▶ [Problem to work on] Pictures should be excluded; otherwise, copy every entry exactly.

* start Records shown *

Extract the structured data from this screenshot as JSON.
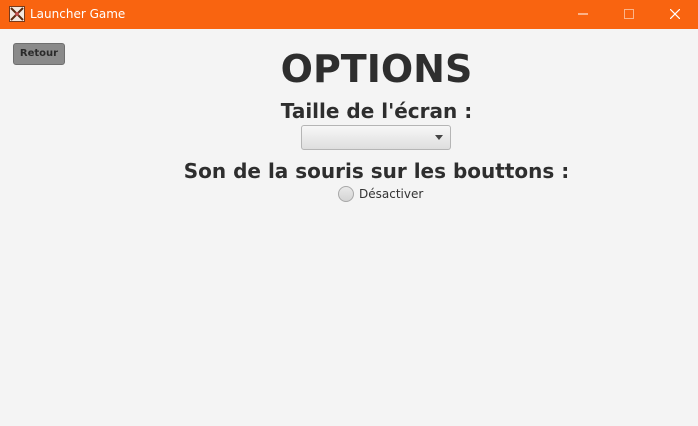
{
  "window": {
    "title": "Launcher Game",
    "accent_color": "#f96410",
    "controls": [
      "minimize-icon",
      "maximize-icon",
      "close-icon"
    ]
  },
  "toolbar": {
    "back_label": "Retour"
  },
  "main": {
    "title": "OPTIONS",
    "screen_size": {
      "label": "Taille de l'écran :",
      "selected_value": ""
    },
    "mouse_sound": {
      "label": "Son de la souris sur les bouttons :",
      "option_label": "Désactiver",
      "checked": false
    }
  }
}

* end Records shown *

▶ [Final result]
Extract the structured data from this screenshot as JSON.
{
  "window": {
    "title": "Launcher Game",
    "accent_color": "#f96410",
    "controls": [
      "minimize-icon",
      "maximize-icon",
      "close-icon"
    ]
  },
  "toolbar": {
    "back_label": "Retour"
  },
  "main": {
    "title": "OPTIONS",
    "screen_size": {
      "label": "Taille de l'écran :",
      "selected_value": ""
    },
    "mouse_sound": {
      "label": "Son de la souris sur les bouttons :",
      "option_label": "Désactiver",
      "checked": false
    }
  }
}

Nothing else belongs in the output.